What is being asked: Drop the images; return everything else in the listing below exactly.

(Extracted records)
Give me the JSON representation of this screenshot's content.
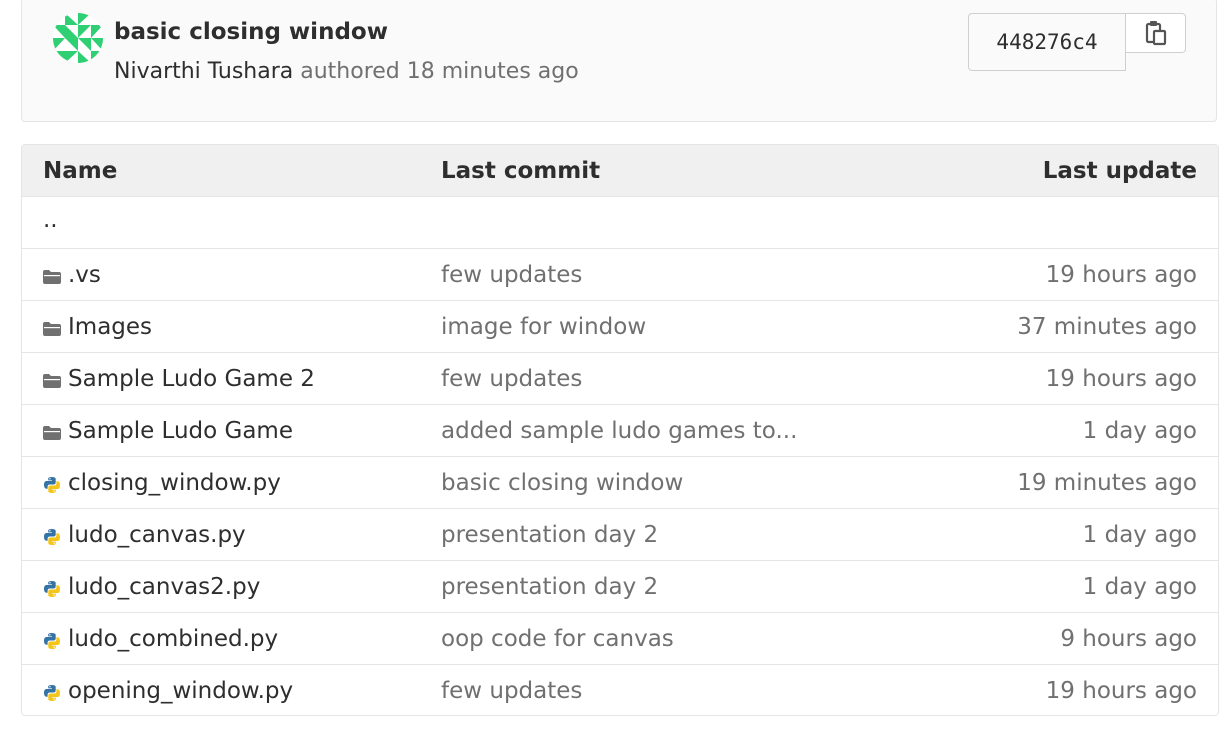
{
  "commit": {
    "title": "basic closing window",
    "author": "Nivarthi Tushara",
    "authored_text": "authored",
    "time": "18 minutes ago",
    "sha": "448276c4",
    "copy_icon": "clipboard-icon",
    "avatar_icon": "identicon-avatar",
    "avatar_color": "#2fcf74"
  },
  "tree": {
    "headers": {
      "name": "Name",
      "last_commit": "Last commit",
      "last_update": "Last update"
    },
    "parent": "..",
    "rows": [
      {
        "name": ".vs",
        "type": "folder",
        "icon": "folder-icon",
        "commit": "few updates",
        "updated": "19 hours ago"
      },
      {
        "name": "Images",
        "type": "folder",
        "icon": "folder-icon",
        "commit": "image for window",
        "updated": "37 minutes ago"
      },
      {
        "name": "Sample Ludo Game 2",
        "type": "folder",
        "icon": "folder-icon",
        "commit": "few updates",
        "updated": "19 hours ago"
      },
      {
        "name": "Sample Ludo Game",
        "type": "folder",
        "icon": "folder-icon",
        "commit": "added sample ludo games to...",
        "updated": "1 day ago"
      },
      {
        "name": "closing_window.py",
        "type": "python",
        "icon": "python-file-icon",
        "commit": "basic closing window",
        "updated": "19 minutes ago"
      },
      {
        "name": "ludo_canvas.py",
        "type": "python",
        "icon": "python-file-icon",
        "commit": "presentation day 2",
        "updated": "1 day ago"
      },
      {
        "name": "ludo_canvas2.py",
        "type": "python",
        "icon": "python-file-icon",
        "commit": "presentation day 2",
        "updated": "1 day ago"
      },
      {
        "name": "ludo_combined.py",
        "type": "python",
        "icon": "python-file-icon",
        "commit": "oop code for canvas",
        "updated": "9 hours ago"
      },
      {
        "name": "opening_window.py",
        "type": "python",
        "icon": "python-file-icon",
        "commit": "few updates",
        "updated": "19 hours ago"
      }
    ]
  },
  "colors": {
    "folder": "#707070",
    "python_blue": "#3572a5",
    "python_yellow": "#f5c518"
  }
}
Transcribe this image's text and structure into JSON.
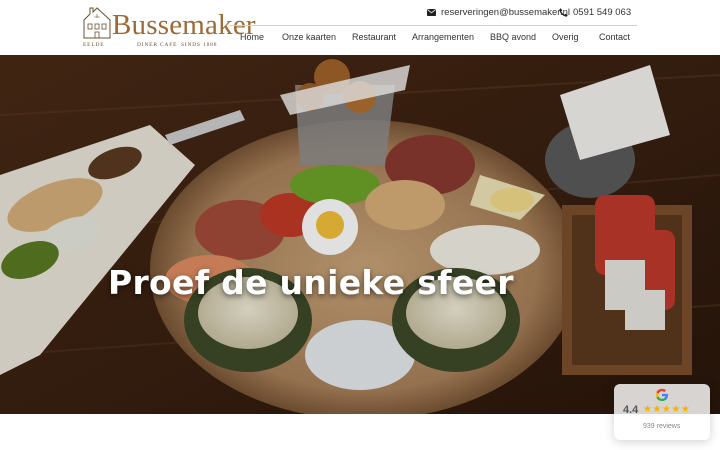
{
  "brand": {
    "name": "Bussemaker",
    "tagline_left": "EELDE",
    "tagline_mid": "DINER CAFE",
    "tagline_right": "SINDS 1888",
    "color": "#9c6a35"
  },
  "contact": {
    "email": "reserveringen@bussemaker.nl",
    "email_icon": "envelope-icon",
    "phone": "0591 549 063",
    "phone_icon": "phone-icon"
  },
  "nav": {
    "items": [
      {
        "label": "Home"
      },
      {
        "label": "Onze kaarten"
      },
      {
        "label": "Restaurant"
      },
      {
        "label": "Arrangementen"
      },
      {
        "label": "BBQ avond"
      },
      {
        "label": "Overig"
      },
      {
        "label": "Contact"
      }
    ]
  },
  "hero": {
    "title": "Proef de unieke sfeer"
  },
  "review_widget": {
    "icon": "google-icon",
    "score": "4.4",
    "stars": "★★★★★",
    "count": "939 reviews"
  }
}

Answer to the problem:
Give me the JSON representation of this screenshot's content.
{
  "commit": {
    "title": "basic closing window",
    "author": "Nivarthi Tushara",
    "authored_text": "authored",
    "time": "18 minutes ago",
    "sha": "448276c4",
    "copy_icon": "clipboard-icon",
    "avatar_icon": "identicon-avatar",
    "avatar_color": "#2fcf74"
  },
  "tree": {
    "headers": {
      "name": "Name",
      "last_commit": "Last commit",
      "last_update": "Last update"
    },
    "parent": "..",
    "rows": [
      {
        "name": ".vs",
        "type": "folder",
        "icon": "folder-icon",
        "commit": "few updates",
        "updated": "19 hours ago"
      },
      {
        "name": "Images",
        "type": "folder",
        "icon": "folder-icon",
        "commit": "image for window",
        "updated": "37 minutes ago"
      },
      {
        "name": "Sample Ludo Game 2",
        "type": "folder",
        "icon": "folder-icon",
        "commit": "few updates",
        "updated": "19 hours ago"
      },
      {
        "name": "Sample Ludo Game",
        "type": "folder",
        "icon": "folder-icon",
        "commit": "added sample ludo games to...",
        "updated": "1 day ago"
      },
      {
        "name": "closing_window.py",
        "type": "python",
        "icon": "python-file-icon",
        "commit": "basic closing window",
        "updated": "19 minutes ago"
      },
      {
        "name": "ludo_canvas.py",
        "type": "python",
        "icon": "python-file-icon",
        "commit": "presentation day 2",
        "updated": "1 day ago"
      },
      {
        "name": "ludo_canvas2.py",
        "type": "python",
        "icon": "python-file-icon",
        "commit": "presentation day 2",
        "updated": "1 day ago"
      },
      {
        "name": "ludo_combined.py",
        "type": "python",
        "icon": "python-file-icon",
        "commit": "oop code for canvas",
        "updated": "9 hours ago"
      },
      {
        "name": "opening_window.py",
        "type": "python",
        "icon": "python-file-icon",
        "commit": "few updates",
        "updated": "19 hours ago"
      }
    ]
  },
  "colors": {
    "folder": "#707070",
    "python_blue": "#3572a5",
    "python_yellow": "#f5c518"
  }
}
Transcribe this image's text and structure into JSON.
{
  "brand": {
    "name": "Bussemaker",
    "tagline_left": "EELDE",
    "tagline_mid": "DINER CAFE",
    "tagline_right": "SINDS 1888",
    "color": "#9c6a35"
  },
  "contact": {
    "email": "reserveringen@bussemaker.nl",
    "email_icon": "envelope-icon",
    "phone": "0591 549 063",
    "phone_icon": "phone-icon"
  },
  "nav": {
    "items": [
      {
        "label": "Home"
      },
      {
        "label": "Onze kaarten"
      },
      {
        "label": "Restaurant"
      },
      {
        "label": "Arrangementen"
      },
      {
        "label": "BBQ avond"
      },
      {
        "label": "Overig"
      },
      {
        "label": "Contact"
      }
    ]
  },
  "hero": {
    "title": "Proef de unieke sfeer"
  },
  "review_widget": {
    "icon": "google-icon",
    "score": "4.4",
    "stars": "★★★★★",
    "count": "939 reviews"
  }
}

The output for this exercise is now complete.